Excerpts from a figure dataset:
'''

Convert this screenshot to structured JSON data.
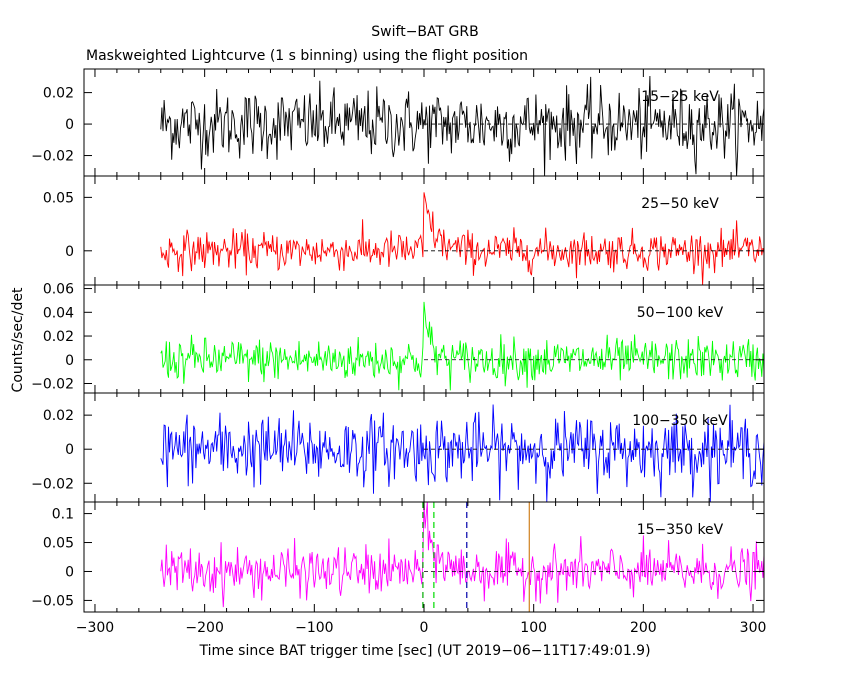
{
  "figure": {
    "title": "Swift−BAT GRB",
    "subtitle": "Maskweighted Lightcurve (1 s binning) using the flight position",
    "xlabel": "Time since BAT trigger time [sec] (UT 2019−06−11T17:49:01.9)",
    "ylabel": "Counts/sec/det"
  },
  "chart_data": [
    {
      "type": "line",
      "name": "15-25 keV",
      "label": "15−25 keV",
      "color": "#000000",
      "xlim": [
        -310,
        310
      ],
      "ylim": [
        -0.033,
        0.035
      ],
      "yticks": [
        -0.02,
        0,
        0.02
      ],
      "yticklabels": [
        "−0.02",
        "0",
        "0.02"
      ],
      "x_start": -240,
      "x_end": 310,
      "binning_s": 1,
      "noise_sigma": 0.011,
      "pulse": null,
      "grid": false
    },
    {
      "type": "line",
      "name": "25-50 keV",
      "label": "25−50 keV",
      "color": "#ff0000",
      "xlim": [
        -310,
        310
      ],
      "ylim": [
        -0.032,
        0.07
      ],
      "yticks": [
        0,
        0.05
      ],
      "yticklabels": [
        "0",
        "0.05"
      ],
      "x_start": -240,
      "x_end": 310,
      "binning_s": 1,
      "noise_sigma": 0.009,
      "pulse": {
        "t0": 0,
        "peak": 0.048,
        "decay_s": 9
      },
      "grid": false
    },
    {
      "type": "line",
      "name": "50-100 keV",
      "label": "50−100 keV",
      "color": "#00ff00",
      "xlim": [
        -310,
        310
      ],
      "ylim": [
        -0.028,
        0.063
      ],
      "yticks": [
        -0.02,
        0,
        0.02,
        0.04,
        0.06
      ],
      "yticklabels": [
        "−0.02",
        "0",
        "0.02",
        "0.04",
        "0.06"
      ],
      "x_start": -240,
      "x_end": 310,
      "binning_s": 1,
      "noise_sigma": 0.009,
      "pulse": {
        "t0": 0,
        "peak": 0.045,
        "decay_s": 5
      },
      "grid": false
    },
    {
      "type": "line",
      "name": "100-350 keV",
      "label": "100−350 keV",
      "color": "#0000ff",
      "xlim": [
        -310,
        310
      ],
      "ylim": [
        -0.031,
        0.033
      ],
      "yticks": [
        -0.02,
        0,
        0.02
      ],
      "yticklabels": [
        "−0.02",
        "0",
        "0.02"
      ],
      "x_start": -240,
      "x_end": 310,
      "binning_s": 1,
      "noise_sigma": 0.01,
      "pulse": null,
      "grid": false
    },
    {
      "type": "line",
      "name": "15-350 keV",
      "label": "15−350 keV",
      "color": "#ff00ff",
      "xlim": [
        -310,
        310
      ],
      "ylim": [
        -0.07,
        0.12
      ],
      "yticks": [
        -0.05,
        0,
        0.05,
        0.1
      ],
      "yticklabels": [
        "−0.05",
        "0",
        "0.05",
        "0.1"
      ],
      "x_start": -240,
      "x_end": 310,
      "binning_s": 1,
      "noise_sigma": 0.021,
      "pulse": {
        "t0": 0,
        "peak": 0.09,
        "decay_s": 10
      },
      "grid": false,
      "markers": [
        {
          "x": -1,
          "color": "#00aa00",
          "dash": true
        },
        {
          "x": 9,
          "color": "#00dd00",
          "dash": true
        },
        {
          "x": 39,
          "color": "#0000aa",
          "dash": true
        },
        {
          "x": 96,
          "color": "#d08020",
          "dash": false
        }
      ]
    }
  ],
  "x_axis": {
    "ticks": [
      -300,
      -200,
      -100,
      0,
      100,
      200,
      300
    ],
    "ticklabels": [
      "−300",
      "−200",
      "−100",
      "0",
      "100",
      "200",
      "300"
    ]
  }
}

'''

### What the task asks:
Copy out all of the data word for word. Do not carry over any picture.

### Exercise solution:
Convert this screenshot to structured JSON data.
{
  "figure": {
    "title": "Swift−BAT GRB",
    "subtitle": "Maskweighted Lightcurve (1 s binning) using the flight position",
    "xlabel": "Time since BAT trigger time [sec] (UT 2019−06−11T17:49:01.9)",
    "ylabel": "Counts/sec/det"
  },
  "chart_data": [
    {
      "type": "line",
      "name": "15-25 keV",
      "label": "15−25 keV",
      "color": "#000000",
      "xlim": [
        -310,
        310
      ],
      "ylim": [
        -0.033,
        0.035
      ],
      "yticks": [
        -0.02,
        0,
        0.02
      ],
      "yticklabels": [
        "−0.02",
        "0",
        "0.02"
      ],
      "x_start": -240,
      "x_end": 310,
      "binning_s": 1,
      "noise_sigma": 0.011,
      "pulse": null,
      "grid": false
    },
    {
      "type": "line",
      "name": "25-50 keV",
      "label": "25−50 keV",
      "color": "#ff0000",
      "xlim": [
        -310,
        310
      ],
      "ylim": [
        -0.032,
        0.07
      ],
      "yticks": [
        0,
        0.05
      ],
      "yticklabels": [
        "0",
        "0.05"
      ],
      "x_start": -240,
      "x_end": 310,
      "binning_s": 1,
      "noise_sigma": 0.009,
      "pulse": {
        "t0": 0,
        "peak": 0.048,
        "decay_s": 9
      },
      "grid": false
    },
    {
      "type": "line",
      "name": "50-100 keV",
      "label": "50−100 keV",
      "color": "#00ff00",
      "xlim": [
        -310,
        310
      ],
      "ylim": [
        -0.028,
        0.063
      ],
      "yticks": [
        -0.02,
        0,
        0.02,
        0.04,
        0.06
      ],
      "yticklabels": [
        "−0.02",
        "0",
        "0.02",
        "0.04",
        "0.06"
      ],
      "x_start": -240,
      "x_end": 310,
      "binning_s": 1,
      "noise_sigma": 0.009,
      "pulse": {
        "t0": 0,
        "peak": 0.045,
        "decay_s": 5
      },
      "grid": false
    },
    {
      "type": "line",
      "name": "100-350 keV",
      "label": "100−350 keV",
      "color": "#0000ff",
      "xlim": [
        -310,
        310
      ],
      "ylim": [
        -0.031,
        0.033
      ],
      "yticks": [
        -0.02,
        0,
        0.02
      ],
      "yticklabels": [
        "−0.02",
        "0",
        "0.02"
      ],
      "x_start": -240,
      "x_end": 310,
      "binning_s": 1,
      "noise_sigma": 0.01,
      "pulse": null,
      "grid": false
    },
    {
      "type": "line",
      "name": "15-350 keV",
      "label": "15−350 keV",
      "color": "#ff00ff",
      "xlim": [
        -310,
        310
      ],
      "ylim": [
        -0.07,
        0.12
      ],
      "yticks": [
        -0.05,
        0,
        0.05,
        0.1
      ],
      "yticklabels": [
        "−0.05",
        "0",
        "0.05",
        "0.1"
      ],
      "x_start": -240,
      "x_end": 310,
      "binning_s": 1,
      "noise_sigma": 0.021,
      "pulse": {
        "t0": 0,
        "peak": 0.09,
        "decay_s": 10
      },
      "grid": false,
      "markers": [
        {
          "x": -1,
          "color": "#00aa00",
          "dash": true
        },
        {
          "x": 9,
          "color": "#00dd00",
          "dash": true
        },
        {
          "x": 39,
          "color": "#0000aa",
          "dash": true
        },
        {
          "x": 96,
          "color": "#d08020",
          "dash": false
        }
      ]
    }
  ],
  "x_axis": {
    "ticks": [
      -300,
      -200,
      -100,
      0,
      100,
      200,
      300
    ],
    "ticklabels": [
      "−300",
      "−200",
      "−100",
      "0",
      "100",
      "200",
      "300"
    ]
  }
}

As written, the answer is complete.